- [List of tasks]
- A) Restate word for word the passage of the March 2007 blog page that begins at the words "You can find" and stops after "break the monotony.".
- B) Write what comes next in the March 2007 blog page, starting right after its final sentence.

------ Document section ------

A Moment of Zen: March 2007

Sunday, March 25, 2007

GMime Test Suite

Spent my weekend rewriting GMime's test-suite to be nearly fully automated. I say "nearly" because it's not completely done yet.

I've currently got fully automated tests for streams (concat stream has its very own), iconv utility functions, address parser, rfc2047/rfc2184 header encoders/decoders, quoted-string utilities, mbox parser, gpg context, and the pgp/mime utility classes.

The stream (including concat) tests generate their own test-case data and most of the others have built-in test data, however the mbox parser and pgp tests require manually created test data (the pgp tests just need pre-generated keys).

I could probably include the pre-generated gpg pub/private keys in the tarball distribution, but the test data for the mbox parser is around 11 megs, so I'm not sure how to approach that - I suppose I could tarball it up separately and upload it somewhere and upload a new version whenever I need to change it (or add more test data?).

I was kind of surprised that the only MIME parser test-suite messages I could find out there on the internet was the bundle of messages I used to host on my personal Ximian website (many of which I think I got from jwz?), put together for Camel a number of years ago (which is what I've been using to regression test GMime as well - only, until now, it hadn't been fully automated).

Do authors of other MIME parsers out there simply not have test suites for their parsers?

On a related note, I've just released GMime 2.2.5 with a few fixes (including some fixes for bugs I found only via the new automated test suite).

Wednesday, March 21, 2007

Will it Blend?

These are, apparently, part of Novell's new Linux ad campaigne. I found them pretty amusing...

mac_pc_linux.mpg
mac_pc_linux.ogg

mac_pc_linux_2.mpg
mac_pc_linux_2.ogg

mac_pc_linux_3.mpg
mac_pc_linux_3.ogg

Although... blending your end users? I'm not so sure... ;-)

You can find more of these videos at http://www.novell.com/video

Monday, March 19, 2007

DemoLib

Started hacking on a new project this weekend... just a little something to break the monotony.

The idea of DemoLib is to make my life simpler in those rare moments when I get inspired enough to write a 3d graphics demo. Just so I don't ever again have the excuse of not having all the proper utility classes and/or framework for writing a demo, I've gone and written those foundation classes/interfaces. I now have reasonable Vertex, Vector and Camera classes... along with a "Scene" interface and a default "Demo" class which plays the scenes, trying to keep a reasonable frame rate by slowing down or dropping frames, depending on the speed of rendering on the system.

I've also implemented 2 example Scene subclasses (neither take advantage of my Camera class yet... but that's because they were written before I had implemented it... they were both also precursors to my Vertex and Vector classes, but have been mostly ported to using those classes now).

Here are some token screenshots:

It's all in c#, because, well, why not? For those interested in watching my progress (or for laughing at the 3d graphics programming noob), I've checked DemoLib into Mono's subversion repository, so... `svn co` away.

------ Provided data ------

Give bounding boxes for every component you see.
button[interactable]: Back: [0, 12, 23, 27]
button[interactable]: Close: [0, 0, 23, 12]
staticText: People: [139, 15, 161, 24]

------

- [Responses for each task]
- A)
You can find more of these videos at http://www.novell.com/video

Monday, March 19, 2007

DemoLib

Started hacking on a new project this weekend... just a little something to break the monotony.

- B)
Saturday, March 10, 2007

Indenting case contents

On Friday, I decided to start implementing some customizable settings for my Smart Indent feature in MonoDevelop. I started off easy by adding the ability to choose how you'd like to indent (or not) your goto labels:

When I had first implemented Smart Indent, I did a lot of mimicking of Emacs because that was my choice in editors. Having programmed in (nay, lived in) Emacs for going on a decade, I did with goto labels what Emacs did (in C), which is to say that I put them in column 2 (one space over from fully left-justified).

However, when I was rewriting my original implementation in C# using Emacs csharp-mode, I decided that when editing C# code, I much preferred the way csharp-mode unindented the goto label by only a single level. At first I was simply going to change the behavior but I had remembered that Visual Studio 2005 had an option for this, so I decided to implement the 3 options it had instead, defaulting, of course, to the same style as csharp-mode.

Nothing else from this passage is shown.